▶ Requirements: Wherever the word "title" appears in a line, copy that line.

▶ Available data:
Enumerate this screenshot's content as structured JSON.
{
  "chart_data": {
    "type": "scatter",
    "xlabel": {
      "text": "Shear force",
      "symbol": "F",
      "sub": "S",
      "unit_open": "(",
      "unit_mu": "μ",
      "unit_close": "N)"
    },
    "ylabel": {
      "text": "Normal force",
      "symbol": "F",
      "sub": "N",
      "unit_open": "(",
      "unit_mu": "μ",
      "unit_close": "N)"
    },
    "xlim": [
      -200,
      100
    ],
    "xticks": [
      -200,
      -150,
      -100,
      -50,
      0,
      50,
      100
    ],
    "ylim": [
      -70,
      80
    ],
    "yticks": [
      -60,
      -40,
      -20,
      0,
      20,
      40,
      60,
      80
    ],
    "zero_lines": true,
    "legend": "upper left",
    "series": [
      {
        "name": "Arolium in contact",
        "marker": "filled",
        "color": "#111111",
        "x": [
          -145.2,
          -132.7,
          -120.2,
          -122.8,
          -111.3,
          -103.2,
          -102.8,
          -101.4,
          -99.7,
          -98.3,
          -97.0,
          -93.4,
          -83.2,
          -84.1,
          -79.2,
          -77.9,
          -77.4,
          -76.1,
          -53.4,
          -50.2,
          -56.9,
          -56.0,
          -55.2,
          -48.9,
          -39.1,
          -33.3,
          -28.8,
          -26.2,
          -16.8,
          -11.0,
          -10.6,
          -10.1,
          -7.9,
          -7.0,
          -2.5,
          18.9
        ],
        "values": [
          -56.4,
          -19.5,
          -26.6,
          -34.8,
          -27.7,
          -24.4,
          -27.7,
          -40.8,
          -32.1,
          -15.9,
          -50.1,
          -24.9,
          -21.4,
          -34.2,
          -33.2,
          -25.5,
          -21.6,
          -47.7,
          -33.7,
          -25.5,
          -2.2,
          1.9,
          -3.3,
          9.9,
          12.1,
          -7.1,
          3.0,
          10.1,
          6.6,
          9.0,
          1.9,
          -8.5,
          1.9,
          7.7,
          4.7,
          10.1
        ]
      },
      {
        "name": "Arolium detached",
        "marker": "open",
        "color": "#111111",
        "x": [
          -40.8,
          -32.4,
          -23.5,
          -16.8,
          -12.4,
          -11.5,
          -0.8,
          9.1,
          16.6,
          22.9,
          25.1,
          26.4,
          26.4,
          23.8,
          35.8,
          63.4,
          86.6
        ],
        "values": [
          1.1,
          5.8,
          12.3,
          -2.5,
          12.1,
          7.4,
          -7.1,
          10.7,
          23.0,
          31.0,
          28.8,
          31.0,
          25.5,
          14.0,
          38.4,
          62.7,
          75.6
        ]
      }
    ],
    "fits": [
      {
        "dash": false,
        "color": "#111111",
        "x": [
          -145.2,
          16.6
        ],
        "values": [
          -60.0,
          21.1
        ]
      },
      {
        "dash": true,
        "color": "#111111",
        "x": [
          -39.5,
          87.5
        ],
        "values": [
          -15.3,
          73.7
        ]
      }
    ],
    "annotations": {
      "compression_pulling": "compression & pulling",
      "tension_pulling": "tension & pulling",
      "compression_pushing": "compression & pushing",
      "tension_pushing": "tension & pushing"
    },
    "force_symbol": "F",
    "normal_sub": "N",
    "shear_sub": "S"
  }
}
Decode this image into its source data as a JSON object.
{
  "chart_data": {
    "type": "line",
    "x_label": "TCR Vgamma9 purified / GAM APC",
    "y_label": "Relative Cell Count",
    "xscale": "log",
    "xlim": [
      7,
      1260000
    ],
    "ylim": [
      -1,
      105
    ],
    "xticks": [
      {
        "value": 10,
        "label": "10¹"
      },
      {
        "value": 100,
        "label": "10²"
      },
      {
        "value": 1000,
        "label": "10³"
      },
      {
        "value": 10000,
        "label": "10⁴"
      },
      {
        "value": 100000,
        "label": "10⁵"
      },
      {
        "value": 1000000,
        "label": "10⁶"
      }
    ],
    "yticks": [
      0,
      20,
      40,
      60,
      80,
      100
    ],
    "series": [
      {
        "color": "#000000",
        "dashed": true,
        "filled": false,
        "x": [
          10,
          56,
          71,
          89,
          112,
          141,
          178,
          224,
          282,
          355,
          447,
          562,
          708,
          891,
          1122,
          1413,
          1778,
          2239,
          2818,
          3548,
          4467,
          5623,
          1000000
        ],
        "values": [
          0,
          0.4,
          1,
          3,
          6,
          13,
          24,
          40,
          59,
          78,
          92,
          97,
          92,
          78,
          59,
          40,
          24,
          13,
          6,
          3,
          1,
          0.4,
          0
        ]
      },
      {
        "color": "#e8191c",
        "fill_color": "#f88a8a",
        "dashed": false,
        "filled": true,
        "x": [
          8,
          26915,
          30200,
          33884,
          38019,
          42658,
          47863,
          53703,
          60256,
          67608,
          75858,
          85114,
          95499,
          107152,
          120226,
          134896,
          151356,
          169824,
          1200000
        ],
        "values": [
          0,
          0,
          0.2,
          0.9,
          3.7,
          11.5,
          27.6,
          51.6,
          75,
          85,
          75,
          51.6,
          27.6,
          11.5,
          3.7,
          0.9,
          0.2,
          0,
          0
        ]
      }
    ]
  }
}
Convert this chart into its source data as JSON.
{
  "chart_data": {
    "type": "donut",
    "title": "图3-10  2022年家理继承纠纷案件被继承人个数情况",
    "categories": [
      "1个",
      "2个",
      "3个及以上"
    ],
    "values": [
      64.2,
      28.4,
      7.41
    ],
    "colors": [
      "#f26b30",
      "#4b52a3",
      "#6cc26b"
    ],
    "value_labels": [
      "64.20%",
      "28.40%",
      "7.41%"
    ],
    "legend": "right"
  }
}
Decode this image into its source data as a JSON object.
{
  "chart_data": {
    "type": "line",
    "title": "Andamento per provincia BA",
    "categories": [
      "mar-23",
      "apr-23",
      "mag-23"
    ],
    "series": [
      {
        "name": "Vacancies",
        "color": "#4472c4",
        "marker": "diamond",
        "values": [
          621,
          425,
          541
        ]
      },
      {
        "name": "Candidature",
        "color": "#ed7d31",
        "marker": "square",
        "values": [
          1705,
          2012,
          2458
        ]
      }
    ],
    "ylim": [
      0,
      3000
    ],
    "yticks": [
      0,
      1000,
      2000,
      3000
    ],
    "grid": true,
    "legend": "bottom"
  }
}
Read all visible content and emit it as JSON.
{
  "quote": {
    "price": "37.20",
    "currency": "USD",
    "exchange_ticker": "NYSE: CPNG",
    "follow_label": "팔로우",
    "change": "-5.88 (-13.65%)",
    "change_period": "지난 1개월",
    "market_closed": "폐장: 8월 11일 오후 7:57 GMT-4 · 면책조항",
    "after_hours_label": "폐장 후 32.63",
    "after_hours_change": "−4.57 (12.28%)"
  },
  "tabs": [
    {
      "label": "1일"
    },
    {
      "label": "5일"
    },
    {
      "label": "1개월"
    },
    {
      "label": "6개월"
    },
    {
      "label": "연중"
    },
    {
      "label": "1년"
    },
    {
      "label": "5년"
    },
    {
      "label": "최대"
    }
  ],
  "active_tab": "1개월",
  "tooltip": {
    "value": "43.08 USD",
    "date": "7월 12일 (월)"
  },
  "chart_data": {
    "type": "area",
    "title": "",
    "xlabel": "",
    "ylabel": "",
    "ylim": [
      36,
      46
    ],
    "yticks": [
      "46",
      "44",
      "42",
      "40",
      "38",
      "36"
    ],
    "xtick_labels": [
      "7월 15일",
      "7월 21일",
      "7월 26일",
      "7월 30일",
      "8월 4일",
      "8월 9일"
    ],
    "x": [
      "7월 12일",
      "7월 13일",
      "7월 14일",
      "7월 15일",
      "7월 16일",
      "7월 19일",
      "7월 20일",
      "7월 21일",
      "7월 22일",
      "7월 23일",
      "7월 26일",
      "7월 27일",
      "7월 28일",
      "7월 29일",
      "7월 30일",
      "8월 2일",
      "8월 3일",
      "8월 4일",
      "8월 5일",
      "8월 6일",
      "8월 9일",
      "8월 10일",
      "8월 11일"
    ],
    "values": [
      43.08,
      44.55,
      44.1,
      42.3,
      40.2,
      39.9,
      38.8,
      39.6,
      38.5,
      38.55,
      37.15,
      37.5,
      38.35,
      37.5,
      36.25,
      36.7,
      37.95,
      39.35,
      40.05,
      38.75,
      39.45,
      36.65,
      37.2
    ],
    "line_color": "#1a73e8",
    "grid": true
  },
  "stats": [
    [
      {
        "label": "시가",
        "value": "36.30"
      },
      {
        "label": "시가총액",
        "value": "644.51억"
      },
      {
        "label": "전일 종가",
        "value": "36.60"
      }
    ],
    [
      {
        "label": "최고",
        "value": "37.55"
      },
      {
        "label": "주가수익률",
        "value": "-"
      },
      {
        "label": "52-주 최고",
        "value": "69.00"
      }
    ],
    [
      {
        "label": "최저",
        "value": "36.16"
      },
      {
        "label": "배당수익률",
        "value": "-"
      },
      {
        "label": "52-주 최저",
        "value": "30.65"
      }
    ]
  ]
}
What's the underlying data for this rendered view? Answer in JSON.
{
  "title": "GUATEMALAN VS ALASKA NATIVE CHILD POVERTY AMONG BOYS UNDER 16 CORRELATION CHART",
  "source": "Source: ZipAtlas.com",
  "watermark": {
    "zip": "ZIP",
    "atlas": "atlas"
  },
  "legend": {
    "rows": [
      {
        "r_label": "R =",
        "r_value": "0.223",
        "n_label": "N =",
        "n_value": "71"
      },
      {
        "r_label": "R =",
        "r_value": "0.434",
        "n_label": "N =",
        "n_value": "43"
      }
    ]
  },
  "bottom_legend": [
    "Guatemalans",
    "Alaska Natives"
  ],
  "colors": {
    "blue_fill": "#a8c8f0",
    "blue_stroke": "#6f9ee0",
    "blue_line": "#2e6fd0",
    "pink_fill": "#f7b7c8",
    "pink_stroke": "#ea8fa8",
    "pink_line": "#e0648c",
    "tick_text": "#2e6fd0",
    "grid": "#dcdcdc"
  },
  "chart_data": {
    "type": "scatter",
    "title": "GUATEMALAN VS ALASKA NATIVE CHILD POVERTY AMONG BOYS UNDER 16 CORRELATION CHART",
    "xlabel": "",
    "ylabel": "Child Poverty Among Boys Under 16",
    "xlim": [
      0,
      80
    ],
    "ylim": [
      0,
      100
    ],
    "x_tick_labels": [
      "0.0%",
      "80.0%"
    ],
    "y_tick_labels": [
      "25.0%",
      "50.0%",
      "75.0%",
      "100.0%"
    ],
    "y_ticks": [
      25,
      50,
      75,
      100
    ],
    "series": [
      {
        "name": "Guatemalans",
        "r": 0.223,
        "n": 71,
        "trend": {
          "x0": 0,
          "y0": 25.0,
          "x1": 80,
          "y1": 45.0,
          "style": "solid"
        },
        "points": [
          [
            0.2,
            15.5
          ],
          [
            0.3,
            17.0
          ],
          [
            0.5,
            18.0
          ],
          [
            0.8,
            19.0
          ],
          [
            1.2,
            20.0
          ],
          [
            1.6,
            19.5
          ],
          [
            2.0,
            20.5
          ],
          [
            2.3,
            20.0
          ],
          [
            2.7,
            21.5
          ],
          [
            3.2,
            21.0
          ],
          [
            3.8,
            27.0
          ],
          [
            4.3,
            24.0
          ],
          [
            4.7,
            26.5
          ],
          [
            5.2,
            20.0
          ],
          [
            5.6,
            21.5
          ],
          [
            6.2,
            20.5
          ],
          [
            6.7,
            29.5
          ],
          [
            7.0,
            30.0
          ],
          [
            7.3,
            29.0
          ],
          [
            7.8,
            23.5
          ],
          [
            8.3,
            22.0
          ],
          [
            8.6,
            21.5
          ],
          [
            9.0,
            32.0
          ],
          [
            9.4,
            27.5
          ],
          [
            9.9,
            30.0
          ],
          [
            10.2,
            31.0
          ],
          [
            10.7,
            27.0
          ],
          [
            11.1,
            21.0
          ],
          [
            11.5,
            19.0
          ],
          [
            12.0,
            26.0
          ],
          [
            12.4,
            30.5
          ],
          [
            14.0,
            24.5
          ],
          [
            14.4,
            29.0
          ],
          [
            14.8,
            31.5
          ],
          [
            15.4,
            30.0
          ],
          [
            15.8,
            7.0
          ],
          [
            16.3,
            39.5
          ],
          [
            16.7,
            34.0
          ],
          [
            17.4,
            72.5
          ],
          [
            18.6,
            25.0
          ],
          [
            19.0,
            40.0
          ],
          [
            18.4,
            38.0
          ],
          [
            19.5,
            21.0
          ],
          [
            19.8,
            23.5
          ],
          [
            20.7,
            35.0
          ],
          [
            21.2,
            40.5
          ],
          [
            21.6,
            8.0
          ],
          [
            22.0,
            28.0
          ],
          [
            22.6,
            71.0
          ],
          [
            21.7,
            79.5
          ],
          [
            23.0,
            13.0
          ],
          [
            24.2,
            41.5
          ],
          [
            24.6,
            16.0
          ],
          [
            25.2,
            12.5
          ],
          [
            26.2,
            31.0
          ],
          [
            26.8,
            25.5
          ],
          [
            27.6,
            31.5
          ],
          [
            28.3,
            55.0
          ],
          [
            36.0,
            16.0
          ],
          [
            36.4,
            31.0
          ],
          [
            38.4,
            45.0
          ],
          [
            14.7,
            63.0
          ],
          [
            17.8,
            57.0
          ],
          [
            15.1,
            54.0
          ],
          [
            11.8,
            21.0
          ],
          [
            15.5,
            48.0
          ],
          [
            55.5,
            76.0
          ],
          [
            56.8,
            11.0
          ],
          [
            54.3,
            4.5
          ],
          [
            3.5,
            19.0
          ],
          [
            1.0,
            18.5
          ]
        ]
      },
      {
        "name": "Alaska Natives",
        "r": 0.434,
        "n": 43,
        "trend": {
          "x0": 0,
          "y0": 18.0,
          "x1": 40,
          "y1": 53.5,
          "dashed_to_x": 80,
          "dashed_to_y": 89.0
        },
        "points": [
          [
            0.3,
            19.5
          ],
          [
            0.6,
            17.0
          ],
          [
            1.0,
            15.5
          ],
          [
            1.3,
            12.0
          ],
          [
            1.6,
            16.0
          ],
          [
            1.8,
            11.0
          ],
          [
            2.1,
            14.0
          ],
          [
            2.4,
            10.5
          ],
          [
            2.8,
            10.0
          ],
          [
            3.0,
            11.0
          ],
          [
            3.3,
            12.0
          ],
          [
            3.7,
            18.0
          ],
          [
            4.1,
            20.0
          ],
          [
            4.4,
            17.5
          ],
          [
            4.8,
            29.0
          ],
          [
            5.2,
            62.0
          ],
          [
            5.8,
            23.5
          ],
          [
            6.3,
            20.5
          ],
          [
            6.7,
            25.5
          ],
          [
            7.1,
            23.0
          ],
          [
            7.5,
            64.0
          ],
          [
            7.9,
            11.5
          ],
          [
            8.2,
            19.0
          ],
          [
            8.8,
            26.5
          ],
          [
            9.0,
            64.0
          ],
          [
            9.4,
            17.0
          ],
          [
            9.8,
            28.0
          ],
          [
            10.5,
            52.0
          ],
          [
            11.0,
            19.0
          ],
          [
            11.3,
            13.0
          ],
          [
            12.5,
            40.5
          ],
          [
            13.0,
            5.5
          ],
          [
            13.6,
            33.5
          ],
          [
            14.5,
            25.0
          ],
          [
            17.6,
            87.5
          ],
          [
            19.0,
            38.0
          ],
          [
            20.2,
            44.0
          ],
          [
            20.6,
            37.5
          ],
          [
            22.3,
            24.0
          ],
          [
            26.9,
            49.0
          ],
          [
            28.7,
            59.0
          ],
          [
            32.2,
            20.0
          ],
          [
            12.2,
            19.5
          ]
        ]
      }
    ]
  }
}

▶ Reply:
    "title": "图3-10  2022年家理继承纠纷案件被继承人个数情况",
    "title": "Andamento per provincia BA",
    "title": "",
  "title": "GUATEMALAN VS ALASKA NATIVE CHILD POVERTY AMONG BOYS UNDER 16 CORRELATION CHART",
    "title": "GUATEMALAN VS ALASKA NATIVE CHILD POVERTY AMONG BOYS UNDER 16 CORRELATION CHART",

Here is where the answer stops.